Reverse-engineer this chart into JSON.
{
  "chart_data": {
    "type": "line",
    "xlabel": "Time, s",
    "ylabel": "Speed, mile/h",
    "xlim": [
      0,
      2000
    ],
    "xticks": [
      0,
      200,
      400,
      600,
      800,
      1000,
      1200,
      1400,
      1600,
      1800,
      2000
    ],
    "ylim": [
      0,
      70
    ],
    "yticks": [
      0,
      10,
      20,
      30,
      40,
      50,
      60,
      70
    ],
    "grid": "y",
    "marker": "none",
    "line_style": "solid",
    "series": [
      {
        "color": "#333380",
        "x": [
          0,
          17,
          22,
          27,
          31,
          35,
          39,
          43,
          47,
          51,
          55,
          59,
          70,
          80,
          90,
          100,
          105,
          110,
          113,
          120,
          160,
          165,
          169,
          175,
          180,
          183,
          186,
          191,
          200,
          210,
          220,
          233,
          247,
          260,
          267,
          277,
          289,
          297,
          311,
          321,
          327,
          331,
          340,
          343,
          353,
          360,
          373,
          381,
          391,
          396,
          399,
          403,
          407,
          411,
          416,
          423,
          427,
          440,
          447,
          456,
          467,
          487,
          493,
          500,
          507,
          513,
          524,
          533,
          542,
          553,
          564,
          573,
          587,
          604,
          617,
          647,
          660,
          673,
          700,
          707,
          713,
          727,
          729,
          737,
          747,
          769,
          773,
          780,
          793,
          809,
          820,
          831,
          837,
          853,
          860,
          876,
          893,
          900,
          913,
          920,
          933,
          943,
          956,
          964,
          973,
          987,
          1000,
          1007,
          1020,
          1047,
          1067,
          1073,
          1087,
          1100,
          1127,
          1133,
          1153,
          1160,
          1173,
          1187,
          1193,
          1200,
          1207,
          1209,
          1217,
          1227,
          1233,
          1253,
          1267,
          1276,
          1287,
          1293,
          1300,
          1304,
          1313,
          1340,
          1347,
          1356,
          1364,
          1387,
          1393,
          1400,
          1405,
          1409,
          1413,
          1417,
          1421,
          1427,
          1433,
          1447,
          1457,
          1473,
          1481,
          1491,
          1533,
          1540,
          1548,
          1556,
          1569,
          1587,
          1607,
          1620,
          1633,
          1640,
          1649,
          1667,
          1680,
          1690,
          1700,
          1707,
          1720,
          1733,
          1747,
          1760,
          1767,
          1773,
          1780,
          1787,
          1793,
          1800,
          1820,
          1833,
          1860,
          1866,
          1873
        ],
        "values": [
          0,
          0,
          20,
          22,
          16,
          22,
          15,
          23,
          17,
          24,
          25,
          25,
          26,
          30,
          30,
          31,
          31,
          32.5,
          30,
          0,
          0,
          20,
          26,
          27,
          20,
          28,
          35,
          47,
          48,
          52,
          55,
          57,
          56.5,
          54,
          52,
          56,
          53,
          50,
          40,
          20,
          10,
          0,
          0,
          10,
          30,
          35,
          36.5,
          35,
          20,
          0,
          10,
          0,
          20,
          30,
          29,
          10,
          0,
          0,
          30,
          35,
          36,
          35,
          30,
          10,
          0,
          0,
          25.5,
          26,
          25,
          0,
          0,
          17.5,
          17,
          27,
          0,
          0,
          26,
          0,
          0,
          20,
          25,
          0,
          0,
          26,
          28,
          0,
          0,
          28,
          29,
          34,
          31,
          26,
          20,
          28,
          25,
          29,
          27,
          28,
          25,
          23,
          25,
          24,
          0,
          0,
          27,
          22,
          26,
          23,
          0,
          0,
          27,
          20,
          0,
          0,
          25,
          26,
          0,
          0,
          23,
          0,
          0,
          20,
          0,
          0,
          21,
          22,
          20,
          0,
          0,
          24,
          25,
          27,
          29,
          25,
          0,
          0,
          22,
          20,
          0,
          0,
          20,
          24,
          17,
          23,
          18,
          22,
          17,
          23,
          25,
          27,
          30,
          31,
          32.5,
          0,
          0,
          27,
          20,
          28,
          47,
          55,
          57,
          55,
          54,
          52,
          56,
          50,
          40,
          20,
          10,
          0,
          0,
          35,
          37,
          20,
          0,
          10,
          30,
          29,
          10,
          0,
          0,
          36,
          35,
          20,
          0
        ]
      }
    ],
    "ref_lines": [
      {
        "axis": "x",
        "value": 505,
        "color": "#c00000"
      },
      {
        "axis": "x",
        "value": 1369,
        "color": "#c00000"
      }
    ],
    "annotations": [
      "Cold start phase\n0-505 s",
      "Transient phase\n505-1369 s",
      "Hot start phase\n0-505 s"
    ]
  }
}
----
# [PROBLEM]
Repeat the material from above exactly, word for word.

# [COMPLETE ANSWER]
Reverse-engineer this chart into JSON.
{
  "chart_data": {
    "type": "line",
    "xlabel": "Time, s",
    "ylabel": "Speed, mile/h",
    "xlim": [
      0,
      2000
    ],
    "xticks": [
      0,
      200,
      400,
      600,
      800,
      1000,
      1200,
      1400,
      1600,
      1800,
      2000
    ],
    "ylim": [
      0,
      70
    ],
    "yticks": [
      0,
      10,
      20,
      30,
      40,
      50,
      60,
      70
    ],
    "grid": "y",
    "marker": "none",
    "line_style": "solid",
    "series": [
      {
        "color": "#333380",
        "x": [
          0,
          17,
          22,
          27,
          31,
          35,
          39,
          43,
          47,
          51,
          55,
          59,
          70,
          80,
          90,
          100,
          105,
          110,
          113,
          120,
          160,
          165,
          169,
          175,
          180,
          183,
          186,
          191,
          200,
          210,
          220,
          233,
          247,
          260,
          267,
          277,
          289,
          297,
          311,
          321,
          327,
          331,
          340,
          343,
          353,
          360,
          373,
          381,
          391,
          396,
          399,
          403,
          407,
          411,
          416,
          423,
          427,
          440,
          447,
          456,
          467,
          487,
          493,
          500,
          507,
          513,
          524,
          533,
          542,
          553,
          564,
          573,
          587,
          604,
          617,
          647,
          660,
          673,
          700,
          707,
          713,
          727,
          729,
          737,
          747,
          769,
          773,
          780,
          793,
          809,
          820,
          831,
          837,
          853,
          860,
          876,
          893,
          900,
          913,
          920,
          933,
          943,
          956,
          964,
          973,
          987,
          1000,
          1007,
          1020,
          1047,
          1067,
          1073,
          1087,
          1100,
          1127,
          1133,
          1153,
          1160,
          1173,
          1187,
          1193,
          1200,
          1207,
          1209,
          1217,
          1227,
          1233,
          1253,
          1267,
          1276,
          1287,
          1293,
          1300,
          1304,
          1313,
          1340,
          1347,
          1356,
          1364,
          1387,
          1393,
          1400,
          1405,
          1409,
          1413,
          1417,
          1421,
          1427,
          1433,
          1447,
          1457,
          1473,
          1481,
          1491,
          1533,
          1540,
          1548,
          1556,
          1569,
          1587,
          1607,
          1620,
          1633,
          1640,
          1649,
          1667,
          1680,
          1690,
          1700,
          1707,
          1720,
          1733,
          1747,
          1760,
          1767,
          1773,
          1780,
          1787,
          1793,
          1800,
          1820,
          1833,
          1860,
          1866,
          1873
        ],
        "values": [
          0,
          0,
          20,
          22,
          16,
          22,
          15,
          23,
          17,
          24,
          25,
          25,
          26,
          30,
          30,
          31,
          31,
          32.5,
          30,
          0,
          0,
          20,
          26,
          27,
          20,
          28,
          35,
          47,
          48,
          52,
          55,
          57,
          56.5,
          54,
          52,
          56,
          53,
          50,
          40,
          20,
          10,
          0,
          0,
          10,
          30,
          35,
          36.5,
          35,
          20,
          0,
          10,
          0,
          20,
          30,
          29,
          10,
          0,
          0,
          30,
          35,
          36,
          35,
          30,
          10,
          0,
          0,
          25.5,
          26,
          25,
          0,
          0,
          17.5,
          17,
          27,
          0,
          0,
          26,
          0,
          0,
          20,
          25,
          0,
          0,
          26,
          28,
          0,
          0,
          28,
          29,
          34,
          31,
          26,
          20,
          28,
          25,
          29,
          27,
          28,
          25,
          23,
          25,
          24,
          0,
          0,
          27,
          22,
          26,
          23,
          0,
          0,
          27,
          20,
          0,
          0,
          25,
          26,
          0,
          0,
          23,
          0,
          0,
          20,
          0,
          0,
          21,
          22,
          20,
          0,
          0,
          24,
          25,
          27,
          29,
          25,
          0,
          0,
          22,
          20,
          0,
          0,
          20,
          24,
          17,
          23,
          18,
          22,
          17,
          23,
          25,
          27,
          30,
          31,
          32.5,
          0,
          0,
          27,
          20,
          28,
          47,
          55,
          57,
          55,
          54,
          52,
          56,
          50,
          40,
          20,
          10,
          0,
          0,
          35,
          37,
          20,
          0,
          10,
          30,
          29,
          10,
          0,
          0,
          36,
          35,
          20,
          0
        ]
      }
    ],
    "ref_lines": [
      {
        "axis": "x",
        "value": 505,
        "color": "#c00000"
      },
      {
        "axis": "x",
        "value": 1369,
        "color": "#c00000"
      }
    ],
    "annotations": [
      "Cold start phase\n0-505 s",
      "Transient phase\n505-1369 s",
      "Hot start phase\n0-505 s"
    ]
  }
}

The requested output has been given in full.